### OPDRACHTOMSCHRIJVING
Neem de regels vanaf het begin tot en met de regel met "The waste output 42 is at (1052, 312)." over, met "liquid collection set" vervangen door "fluid collection set" en verder niets gewijzigd. Laat de afbeeldingen weg.

### AANGELEVERDE REGELS
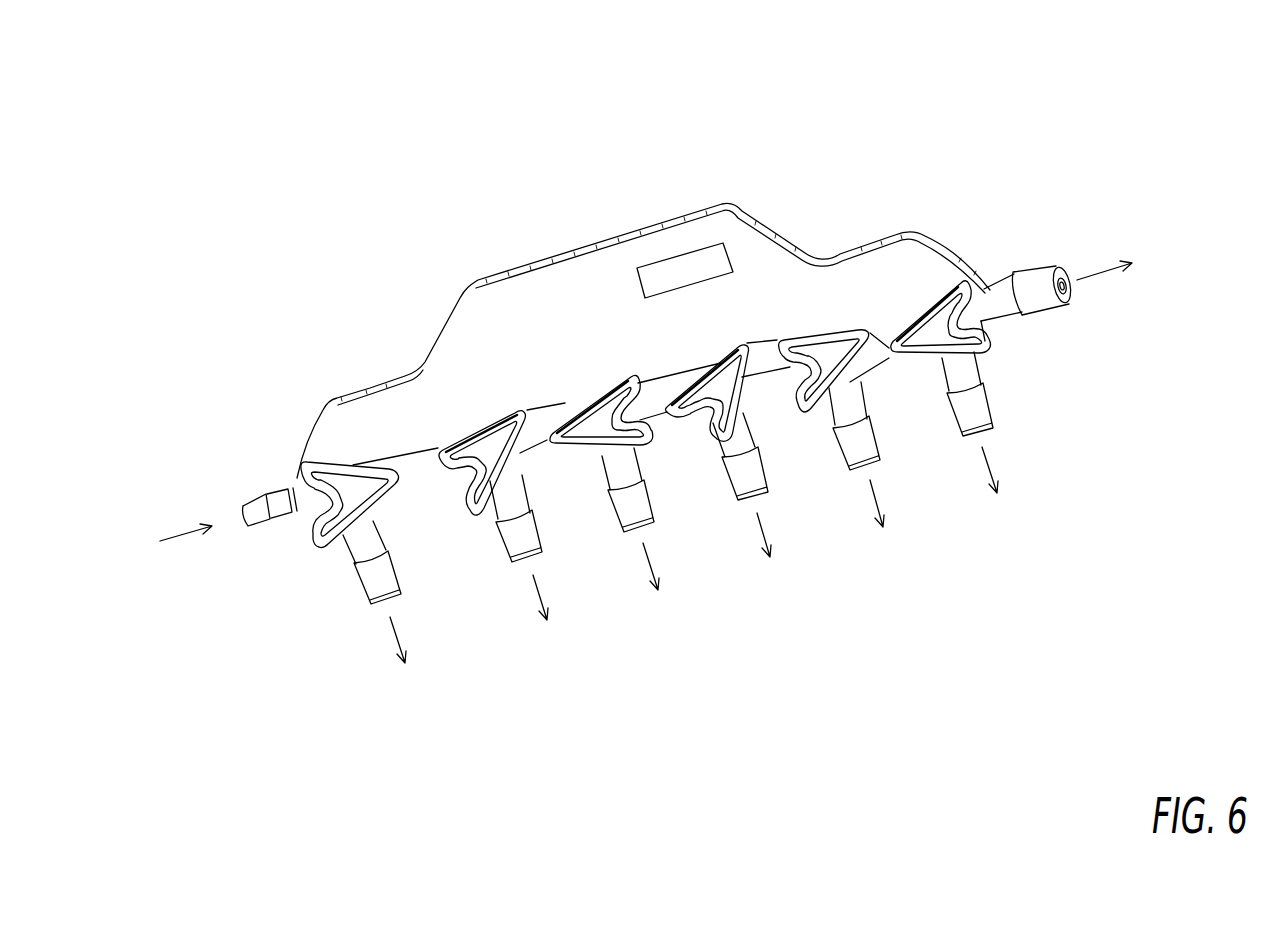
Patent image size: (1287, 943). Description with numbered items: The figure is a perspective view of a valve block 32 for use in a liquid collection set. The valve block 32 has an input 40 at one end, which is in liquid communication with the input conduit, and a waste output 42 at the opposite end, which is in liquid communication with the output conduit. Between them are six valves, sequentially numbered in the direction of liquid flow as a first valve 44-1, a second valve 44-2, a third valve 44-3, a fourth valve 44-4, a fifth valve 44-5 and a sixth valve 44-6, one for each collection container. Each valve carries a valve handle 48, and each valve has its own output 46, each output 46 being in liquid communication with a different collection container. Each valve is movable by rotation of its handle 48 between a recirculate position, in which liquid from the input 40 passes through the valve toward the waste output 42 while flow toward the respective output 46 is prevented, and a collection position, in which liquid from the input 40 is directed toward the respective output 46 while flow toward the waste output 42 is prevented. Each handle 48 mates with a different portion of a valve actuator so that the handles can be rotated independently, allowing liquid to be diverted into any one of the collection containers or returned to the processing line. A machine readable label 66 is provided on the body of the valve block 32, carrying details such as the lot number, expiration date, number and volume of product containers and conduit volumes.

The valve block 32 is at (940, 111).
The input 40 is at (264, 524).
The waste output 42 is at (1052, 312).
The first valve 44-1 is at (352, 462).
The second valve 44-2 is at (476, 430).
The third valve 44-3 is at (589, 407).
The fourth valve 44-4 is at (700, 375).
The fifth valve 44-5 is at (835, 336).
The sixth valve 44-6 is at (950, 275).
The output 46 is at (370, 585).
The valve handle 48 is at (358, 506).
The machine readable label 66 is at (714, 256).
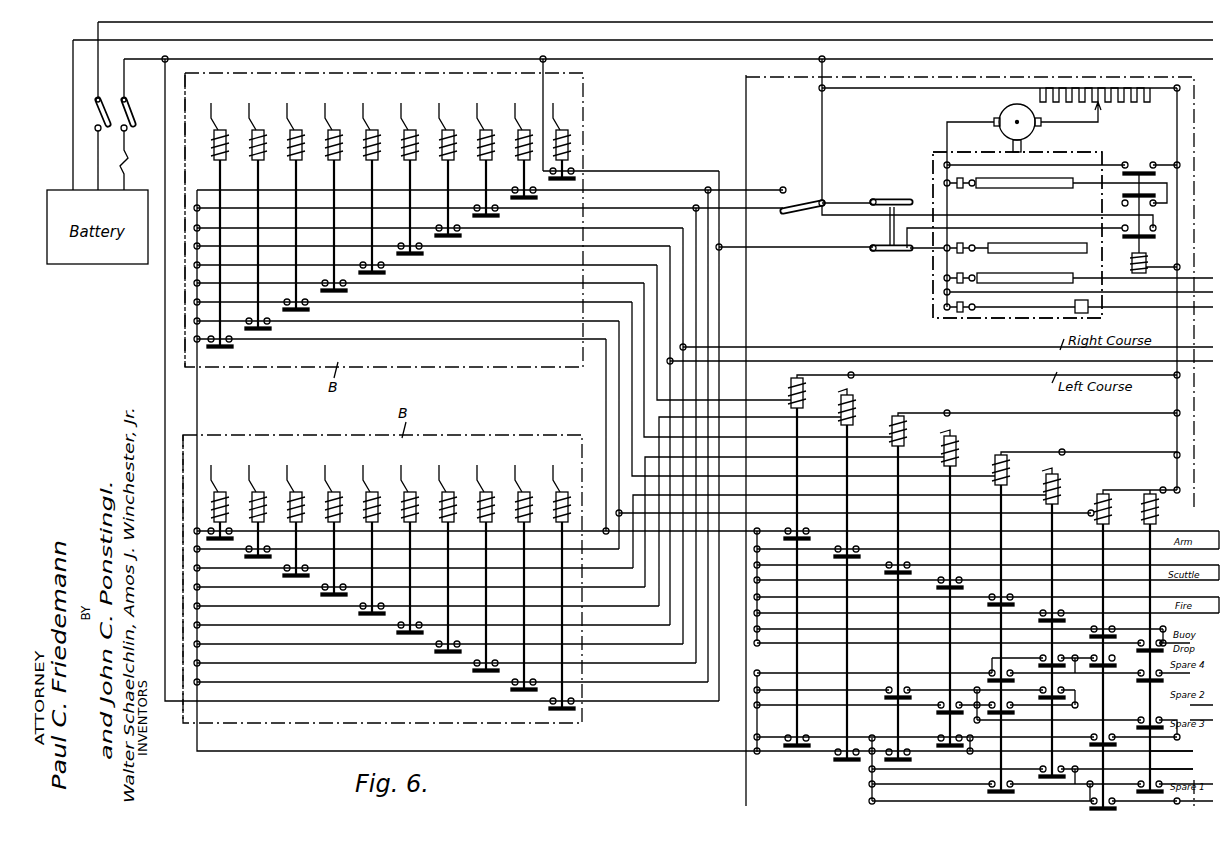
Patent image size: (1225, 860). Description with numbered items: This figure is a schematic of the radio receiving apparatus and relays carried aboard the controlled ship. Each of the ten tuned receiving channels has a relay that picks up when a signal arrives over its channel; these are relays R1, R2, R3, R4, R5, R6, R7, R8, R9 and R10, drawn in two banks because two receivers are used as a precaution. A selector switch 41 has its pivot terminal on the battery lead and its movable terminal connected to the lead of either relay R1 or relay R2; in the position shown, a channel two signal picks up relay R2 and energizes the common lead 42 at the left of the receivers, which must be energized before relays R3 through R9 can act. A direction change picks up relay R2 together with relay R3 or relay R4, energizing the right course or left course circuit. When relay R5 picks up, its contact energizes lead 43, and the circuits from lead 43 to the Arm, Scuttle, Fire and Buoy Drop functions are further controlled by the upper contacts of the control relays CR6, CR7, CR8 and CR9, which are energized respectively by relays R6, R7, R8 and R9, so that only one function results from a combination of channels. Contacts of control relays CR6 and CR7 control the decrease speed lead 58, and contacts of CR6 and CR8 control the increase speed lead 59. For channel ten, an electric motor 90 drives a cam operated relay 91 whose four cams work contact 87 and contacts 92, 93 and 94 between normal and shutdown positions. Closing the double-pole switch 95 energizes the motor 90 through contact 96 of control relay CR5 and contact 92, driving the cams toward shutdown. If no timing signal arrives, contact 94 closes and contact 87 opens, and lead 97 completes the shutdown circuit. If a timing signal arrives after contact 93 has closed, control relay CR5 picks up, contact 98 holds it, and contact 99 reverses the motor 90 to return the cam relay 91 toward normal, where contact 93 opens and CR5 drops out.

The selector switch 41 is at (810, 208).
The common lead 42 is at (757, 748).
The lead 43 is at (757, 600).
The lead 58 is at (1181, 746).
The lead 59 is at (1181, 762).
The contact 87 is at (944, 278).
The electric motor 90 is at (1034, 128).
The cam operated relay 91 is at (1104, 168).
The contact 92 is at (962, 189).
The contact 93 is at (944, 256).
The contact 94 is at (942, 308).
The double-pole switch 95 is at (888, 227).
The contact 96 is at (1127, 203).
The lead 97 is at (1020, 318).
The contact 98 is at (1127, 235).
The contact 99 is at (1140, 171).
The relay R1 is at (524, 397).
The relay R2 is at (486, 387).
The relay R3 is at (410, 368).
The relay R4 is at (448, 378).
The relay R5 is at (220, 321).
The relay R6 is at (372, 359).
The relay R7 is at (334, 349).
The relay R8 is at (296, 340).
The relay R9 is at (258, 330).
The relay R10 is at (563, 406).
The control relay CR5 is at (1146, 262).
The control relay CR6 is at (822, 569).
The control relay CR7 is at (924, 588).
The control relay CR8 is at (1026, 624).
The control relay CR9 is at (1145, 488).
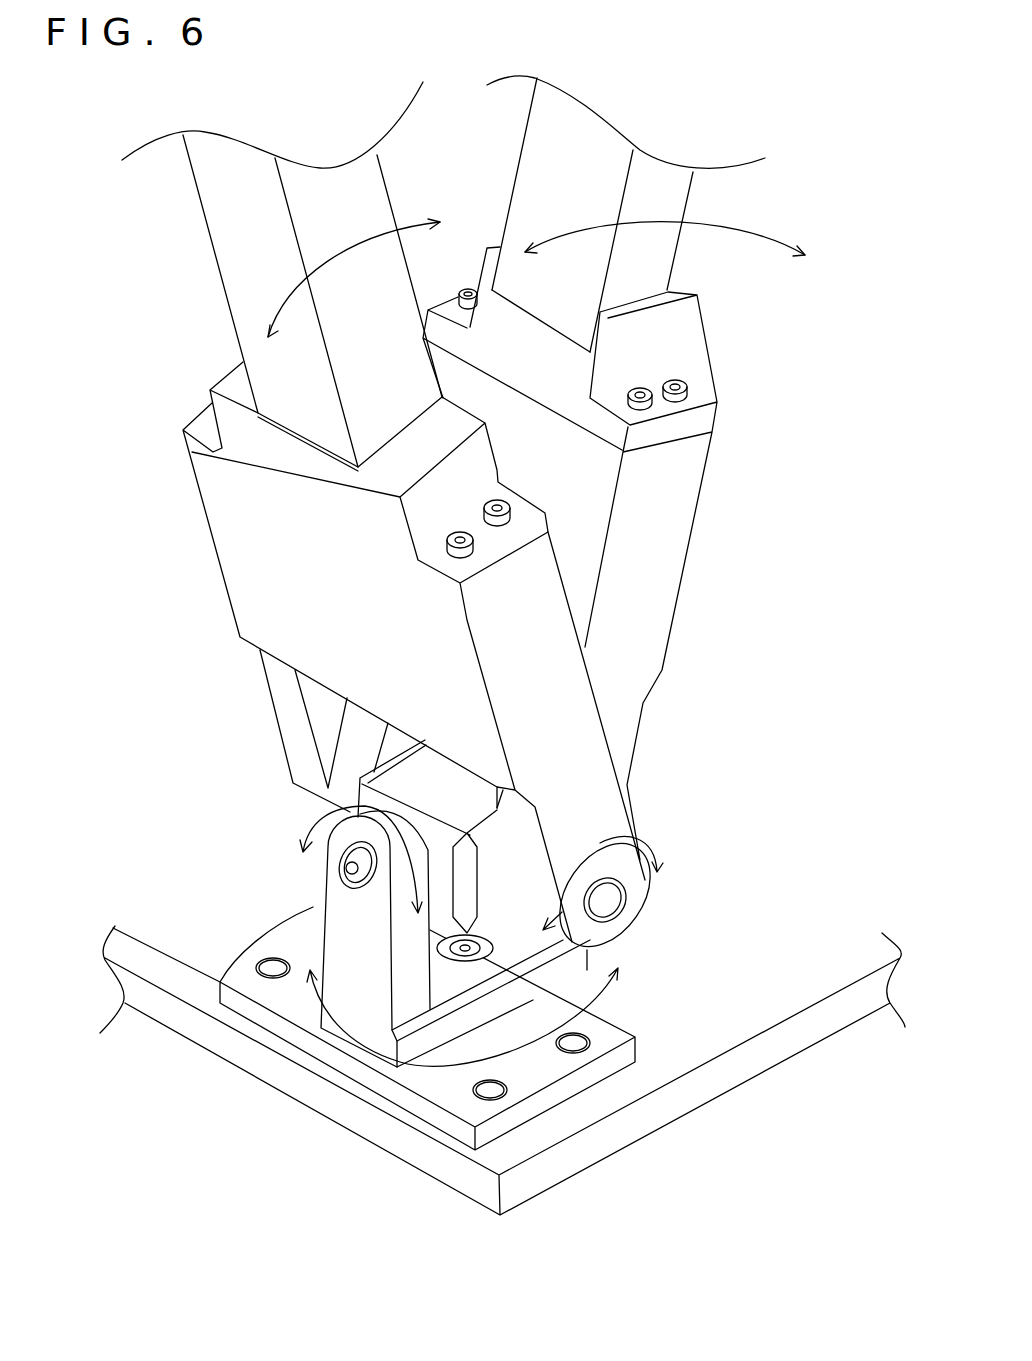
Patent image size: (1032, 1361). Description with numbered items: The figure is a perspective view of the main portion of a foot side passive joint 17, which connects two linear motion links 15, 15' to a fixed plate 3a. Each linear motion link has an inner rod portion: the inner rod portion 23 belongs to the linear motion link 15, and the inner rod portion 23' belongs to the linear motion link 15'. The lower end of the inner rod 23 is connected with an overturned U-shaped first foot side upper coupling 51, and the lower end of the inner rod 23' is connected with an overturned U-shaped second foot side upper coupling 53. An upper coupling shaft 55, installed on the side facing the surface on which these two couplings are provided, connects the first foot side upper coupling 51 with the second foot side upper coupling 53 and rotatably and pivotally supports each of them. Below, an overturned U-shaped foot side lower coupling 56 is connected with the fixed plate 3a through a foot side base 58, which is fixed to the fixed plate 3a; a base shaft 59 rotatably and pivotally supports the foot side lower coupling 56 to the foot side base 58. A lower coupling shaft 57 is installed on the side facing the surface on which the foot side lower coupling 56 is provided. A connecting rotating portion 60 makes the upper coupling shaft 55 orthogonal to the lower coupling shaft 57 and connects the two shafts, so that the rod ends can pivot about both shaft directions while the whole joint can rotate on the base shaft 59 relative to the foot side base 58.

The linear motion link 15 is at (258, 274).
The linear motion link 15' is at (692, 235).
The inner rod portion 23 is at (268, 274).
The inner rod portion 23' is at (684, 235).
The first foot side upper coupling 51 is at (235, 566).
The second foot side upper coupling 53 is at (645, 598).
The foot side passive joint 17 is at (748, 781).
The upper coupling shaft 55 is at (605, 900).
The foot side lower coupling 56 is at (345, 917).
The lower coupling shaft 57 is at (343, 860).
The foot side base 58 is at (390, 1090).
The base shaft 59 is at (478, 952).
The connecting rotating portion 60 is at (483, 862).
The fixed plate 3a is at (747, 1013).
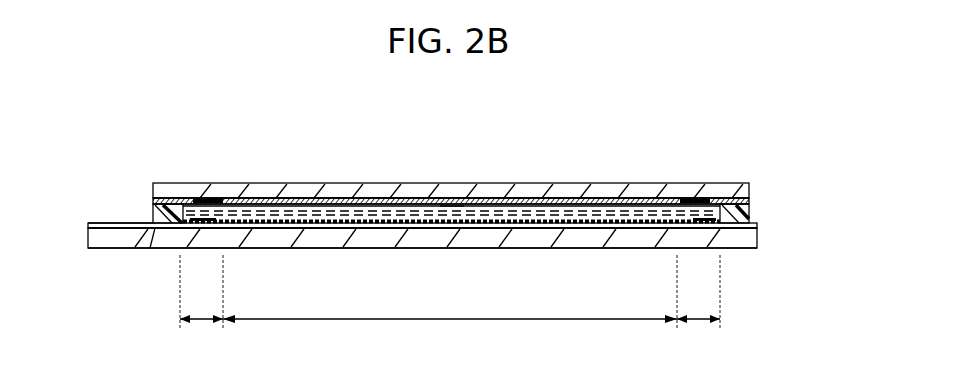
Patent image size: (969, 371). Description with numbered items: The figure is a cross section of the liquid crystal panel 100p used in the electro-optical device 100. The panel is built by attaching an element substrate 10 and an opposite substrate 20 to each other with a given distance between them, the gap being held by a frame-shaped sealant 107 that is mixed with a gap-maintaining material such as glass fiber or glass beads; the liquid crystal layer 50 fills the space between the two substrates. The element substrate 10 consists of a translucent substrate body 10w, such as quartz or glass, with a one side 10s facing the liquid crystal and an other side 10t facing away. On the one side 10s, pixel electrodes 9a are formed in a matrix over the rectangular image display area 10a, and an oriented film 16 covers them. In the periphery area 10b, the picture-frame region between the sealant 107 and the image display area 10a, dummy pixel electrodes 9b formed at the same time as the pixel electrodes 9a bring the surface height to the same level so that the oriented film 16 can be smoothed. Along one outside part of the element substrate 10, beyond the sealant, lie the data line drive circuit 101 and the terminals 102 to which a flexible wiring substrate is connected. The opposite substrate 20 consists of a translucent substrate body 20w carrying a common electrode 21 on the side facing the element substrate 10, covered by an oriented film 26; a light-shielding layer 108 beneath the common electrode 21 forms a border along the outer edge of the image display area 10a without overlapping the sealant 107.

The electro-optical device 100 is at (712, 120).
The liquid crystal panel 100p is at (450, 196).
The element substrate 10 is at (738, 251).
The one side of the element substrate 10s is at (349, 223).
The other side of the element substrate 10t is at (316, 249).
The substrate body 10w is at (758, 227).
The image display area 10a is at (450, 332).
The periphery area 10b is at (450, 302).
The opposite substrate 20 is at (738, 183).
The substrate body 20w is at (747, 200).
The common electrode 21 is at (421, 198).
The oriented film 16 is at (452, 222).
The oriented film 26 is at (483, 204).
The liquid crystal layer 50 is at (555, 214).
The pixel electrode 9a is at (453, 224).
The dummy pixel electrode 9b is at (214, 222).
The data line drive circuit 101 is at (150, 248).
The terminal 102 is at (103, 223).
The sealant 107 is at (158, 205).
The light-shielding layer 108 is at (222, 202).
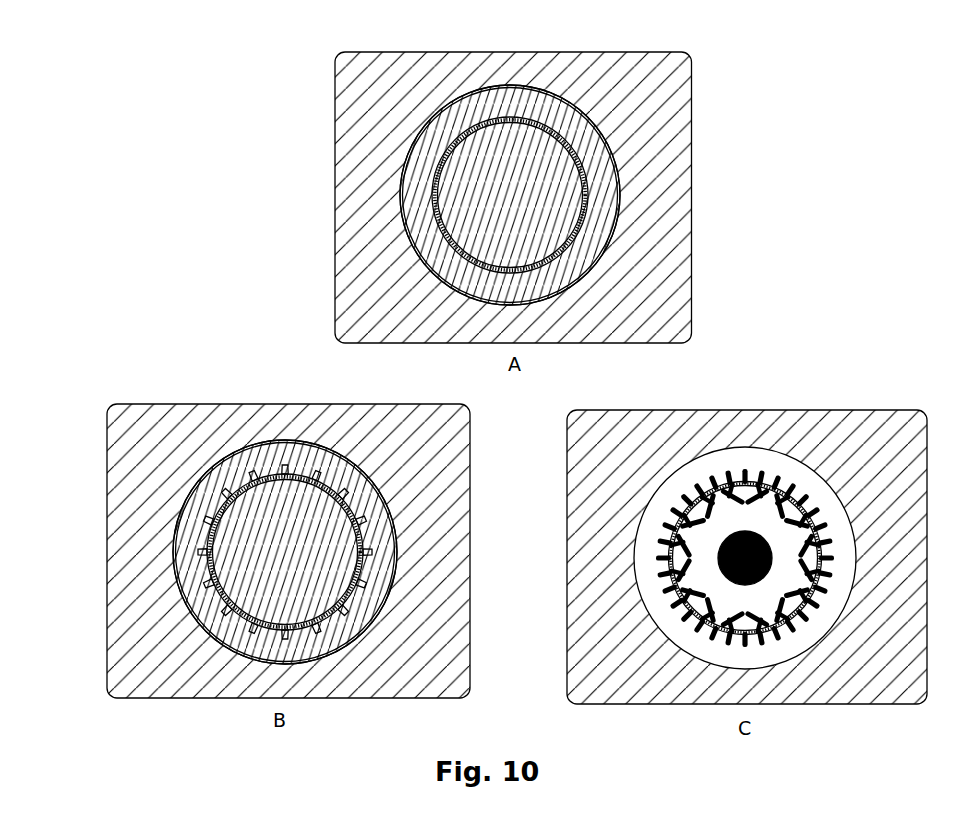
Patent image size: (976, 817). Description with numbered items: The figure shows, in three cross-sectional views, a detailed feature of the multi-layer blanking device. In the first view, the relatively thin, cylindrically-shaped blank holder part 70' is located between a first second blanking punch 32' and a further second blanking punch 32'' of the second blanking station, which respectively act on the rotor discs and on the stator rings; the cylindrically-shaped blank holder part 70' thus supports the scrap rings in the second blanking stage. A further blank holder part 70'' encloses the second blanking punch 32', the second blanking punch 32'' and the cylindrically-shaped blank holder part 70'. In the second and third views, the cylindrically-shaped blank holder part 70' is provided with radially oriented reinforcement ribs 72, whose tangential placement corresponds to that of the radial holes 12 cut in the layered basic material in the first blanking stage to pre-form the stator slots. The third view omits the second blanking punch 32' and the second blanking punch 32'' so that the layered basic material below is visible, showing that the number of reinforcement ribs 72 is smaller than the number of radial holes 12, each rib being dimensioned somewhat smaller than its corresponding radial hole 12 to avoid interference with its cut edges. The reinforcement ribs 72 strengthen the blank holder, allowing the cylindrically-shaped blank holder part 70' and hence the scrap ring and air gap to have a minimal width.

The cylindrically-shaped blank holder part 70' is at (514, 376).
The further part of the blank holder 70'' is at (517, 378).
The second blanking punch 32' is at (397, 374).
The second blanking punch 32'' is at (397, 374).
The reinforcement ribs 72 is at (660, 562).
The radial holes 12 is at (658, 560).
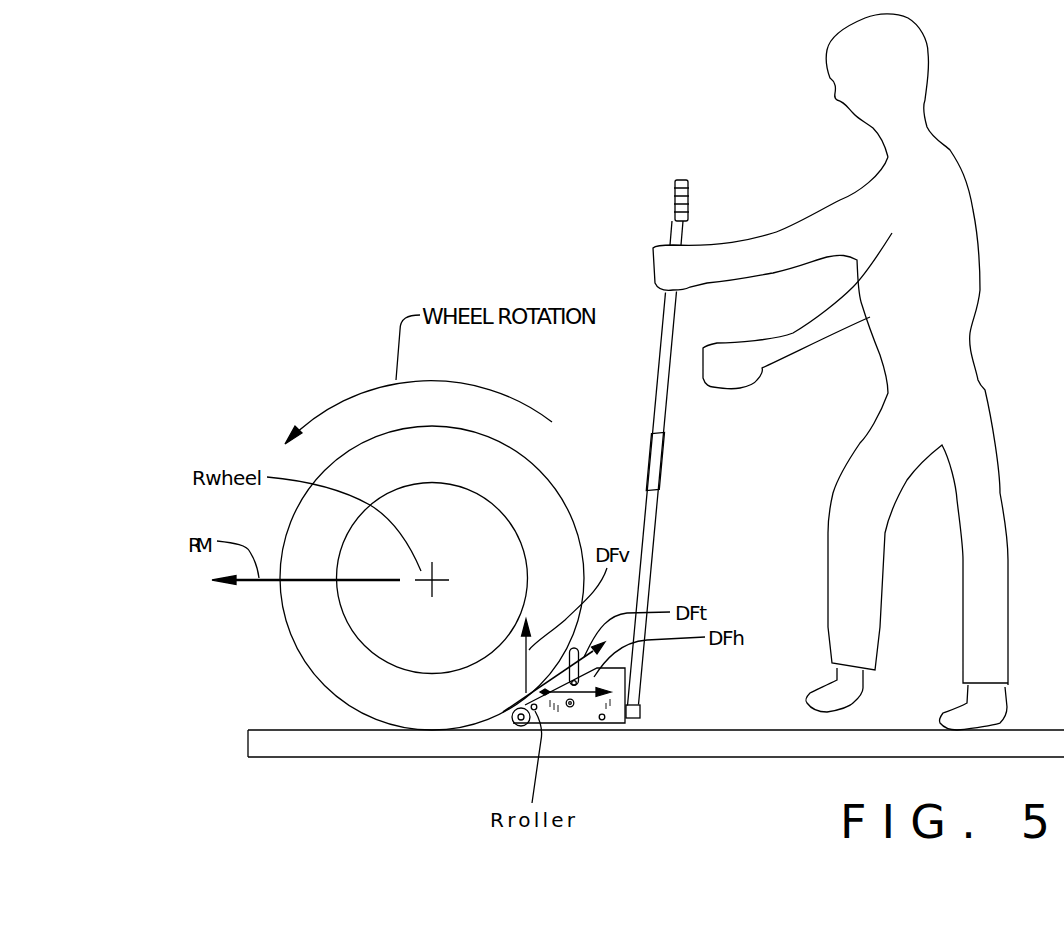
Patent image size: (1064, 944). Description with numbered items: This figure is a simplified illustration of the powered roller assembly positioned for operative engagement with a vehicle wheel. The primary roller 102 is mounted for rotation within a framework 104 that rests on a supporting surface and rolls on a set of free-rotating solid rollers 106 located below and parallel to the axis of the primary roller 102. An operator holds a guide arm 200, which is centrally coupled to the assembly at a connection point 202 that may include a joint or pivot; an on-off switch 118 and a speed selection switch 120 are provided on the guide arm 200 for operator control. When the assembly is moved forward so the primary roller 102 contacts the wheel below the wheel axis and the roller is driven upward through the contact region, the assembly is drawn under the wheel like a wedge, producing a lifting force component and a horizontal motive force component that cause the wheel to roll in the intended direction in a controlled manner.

### UITWERKING
Patent image size: (1287, 943). Description with numbered items: The figure is a perspective view of a valve block 32 for use in a fluid collection set. The valve block 32 has an input 40 at one end, which is in liquid communication with the input conduit, and a waste output 42 at the opposite end, which is in liquid communication with the output conduit. Between them are six valves, sequentially numbered in the direction of liquid flow as a first valve 44-1, a second valve 44-2, a third valve 44-3, a fourth valve 44-4, a fifth valve 44-5 and a sixth valve 44-6, one for each collection container. Each valve carries a valve handle 48, and each valve has its own output 46, each output 46 being in liquid communication with a different collection container. Each valve is movable by rotation of its handle 48 between a recirculate position, in which liquid from the input 40 passes through the valve toward the waste output 42 while flow toward the respective output 46 is prevented, and a collection position, in which liquid from the input 40 is directed toward the respective output 46 while flow toward the waste output 42 is prevented. Each handle 48 mates with a different portion of a valve actuator so that the handles can be rotated independently, allowing liquid to be diverted into any one of the collection containers or returned to the processing line. A machine readable label 66 is provided on the body of the valve block 32, carrying details such as the lot number, expiration date, number and volume of product containers and conduit volumes.

The valve block 32 is at (940, 111).
The input 40 is at (264, 524).
The waste output 42 is at (1052, 312).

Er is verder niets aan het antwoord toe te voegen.